Collected data entries:
--- START ---

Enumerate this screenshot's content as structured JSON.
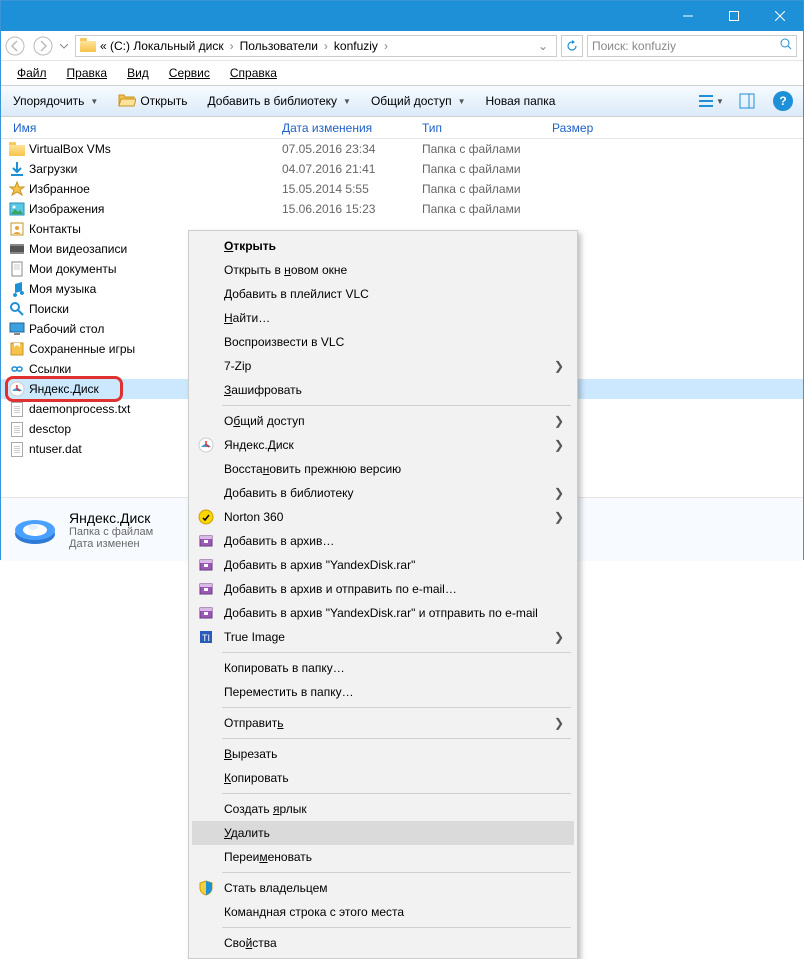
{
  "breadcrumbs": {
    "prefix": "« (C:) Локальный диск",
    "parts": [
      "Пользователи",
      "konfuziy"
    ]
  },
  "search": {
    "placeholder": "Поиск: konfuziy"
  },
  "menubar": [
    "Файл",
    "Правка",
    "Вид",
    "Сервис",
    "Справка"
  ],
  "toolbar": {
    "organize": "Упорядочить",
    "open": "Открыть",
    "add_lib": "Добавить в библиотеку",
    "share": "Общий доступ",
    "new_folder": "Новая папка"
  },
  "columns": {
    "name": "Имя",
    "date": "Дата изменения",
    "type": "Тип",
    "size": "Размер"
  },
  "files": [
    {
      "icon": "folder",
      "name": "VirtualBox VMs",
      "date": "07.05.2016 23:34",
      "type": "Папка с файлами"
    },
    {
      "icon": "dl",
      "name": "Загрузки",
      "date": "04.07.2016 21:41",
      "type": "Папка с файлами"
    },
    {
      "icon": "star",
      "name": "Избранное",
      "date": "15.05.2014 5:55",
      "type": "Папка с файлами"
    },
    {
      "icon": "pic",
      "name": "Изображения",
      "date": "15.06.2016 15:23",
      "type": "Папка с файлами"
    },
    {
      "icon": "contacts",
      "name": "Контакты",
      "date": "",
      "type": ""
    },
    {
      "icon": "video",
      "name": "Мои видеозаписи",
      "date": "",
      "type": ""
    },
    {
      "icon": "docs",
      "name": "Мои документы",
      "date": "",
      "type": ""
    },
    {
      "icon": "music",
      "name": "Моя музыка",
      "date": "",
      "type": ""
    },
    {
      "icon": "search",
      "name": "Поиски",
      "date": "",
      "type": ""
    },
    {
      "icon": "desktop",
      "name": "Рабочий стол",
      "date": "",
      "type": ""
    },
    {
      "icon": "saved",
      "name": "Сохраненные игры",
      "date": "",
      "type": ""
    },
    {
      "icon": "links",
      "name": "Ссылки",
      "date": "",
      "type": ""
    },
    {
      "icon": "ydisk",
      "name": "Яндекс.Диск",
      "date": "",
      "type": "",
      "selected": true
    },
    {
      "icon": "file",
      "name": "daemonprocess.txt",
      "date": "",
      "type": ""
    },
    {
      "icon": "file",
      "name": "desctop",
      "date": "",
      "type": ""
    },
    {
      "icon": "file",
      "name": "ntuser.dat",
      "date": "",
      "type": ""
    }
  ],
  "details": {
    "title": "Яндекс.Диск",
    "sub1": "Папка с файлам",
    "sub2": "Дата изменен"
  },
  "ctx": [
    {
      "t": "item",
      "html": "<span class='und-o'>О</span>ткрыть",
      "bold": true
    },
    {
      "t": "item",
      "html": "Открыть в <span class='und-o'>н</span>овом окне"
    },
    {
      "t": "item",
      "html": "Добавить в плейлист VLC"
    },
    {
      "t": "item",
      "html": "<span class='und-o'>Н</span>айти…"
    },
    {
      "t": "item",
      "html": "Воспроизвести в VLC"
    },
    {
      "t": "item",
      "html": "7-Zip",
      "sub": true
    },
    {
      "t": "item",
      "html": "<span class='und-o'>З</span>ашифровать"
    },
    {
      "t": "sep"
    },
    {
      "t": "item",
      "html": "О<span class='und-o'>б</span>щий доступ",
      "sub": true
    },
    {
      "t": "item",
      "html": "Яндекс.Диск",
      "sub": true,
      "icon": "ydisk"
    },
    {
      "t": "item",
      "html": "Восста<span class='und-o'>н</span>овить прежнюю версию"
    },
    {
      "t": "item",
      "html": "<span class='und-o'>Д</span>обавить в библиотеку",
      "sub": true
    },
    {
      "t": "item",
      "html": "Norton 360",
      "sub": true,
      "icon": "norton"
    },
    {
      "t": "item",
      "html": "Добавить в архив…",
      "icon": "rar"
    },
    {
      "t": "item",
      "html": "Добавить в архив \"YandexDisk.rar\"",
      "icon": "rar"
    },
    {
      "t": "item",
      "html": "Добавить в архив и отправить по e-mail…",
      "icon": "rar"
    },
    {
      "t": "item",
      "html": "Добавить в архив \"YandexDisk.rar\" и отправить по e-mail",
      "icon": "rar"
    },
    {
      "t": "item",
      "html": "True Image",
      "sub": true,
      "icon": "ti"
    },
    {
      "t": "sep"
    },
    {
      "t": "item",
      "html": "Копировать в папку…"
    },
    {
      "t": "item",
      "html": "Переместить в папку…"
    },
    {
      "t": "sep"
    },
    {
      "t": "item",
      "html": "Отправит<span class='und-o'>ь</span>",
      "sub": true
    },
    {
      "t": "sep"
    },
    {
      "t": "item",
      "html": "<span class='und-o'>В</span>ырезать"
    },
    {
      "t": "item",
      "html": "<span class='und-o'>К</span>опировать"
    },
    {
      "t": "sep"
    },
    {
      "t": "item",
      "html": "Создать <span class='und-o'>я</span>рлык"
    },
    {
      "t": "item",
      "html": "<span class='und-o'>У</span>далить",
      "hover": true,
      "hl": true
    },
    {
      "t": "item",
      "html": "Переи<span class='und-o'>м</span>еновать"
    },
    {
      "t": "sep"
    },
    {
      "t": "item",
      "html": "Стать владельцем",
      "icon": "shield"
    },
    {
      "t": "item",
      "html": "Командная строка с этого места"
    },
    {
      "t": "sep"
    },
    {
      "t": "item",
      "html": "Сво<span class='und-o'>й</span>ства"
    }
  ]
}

--- END ---
--- START ---

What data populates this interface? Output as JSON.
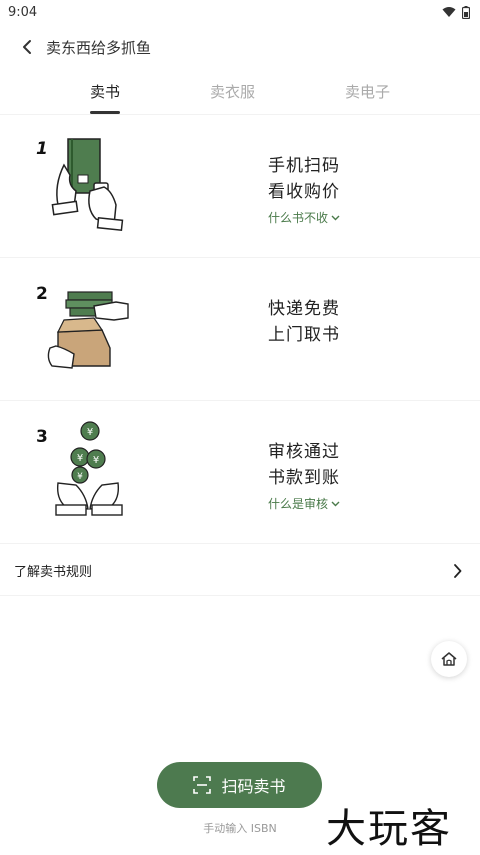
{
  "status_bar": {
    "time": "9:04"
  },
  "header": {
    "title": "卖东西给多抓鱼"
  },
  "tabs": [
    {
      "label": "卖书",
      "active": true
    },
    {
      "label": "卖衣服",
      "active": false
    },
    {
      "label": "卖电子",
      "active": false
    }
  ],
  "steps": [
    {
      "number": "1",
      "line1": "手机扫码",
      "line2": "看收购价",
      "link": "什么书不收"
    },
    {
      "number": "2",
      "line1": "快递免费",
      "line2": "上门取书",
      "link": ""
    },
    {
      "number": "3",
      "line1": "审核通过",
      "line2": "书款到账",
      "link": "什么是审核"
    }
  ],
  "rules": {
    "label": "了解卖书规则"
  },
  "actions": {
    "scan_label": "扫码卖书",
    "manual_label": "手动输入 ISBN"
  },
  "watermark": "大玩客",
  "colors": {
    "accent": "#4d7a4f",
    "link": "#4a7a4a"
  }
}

--- END ---

▶ [SET PROBLEM]:
Which lines contain "доступ"? Show each of them.

▶ [FINISHED EXERCISE]:
    "share": "Общий доступ",
      "html": "О<span class='und-o'>б</span>щий доступ",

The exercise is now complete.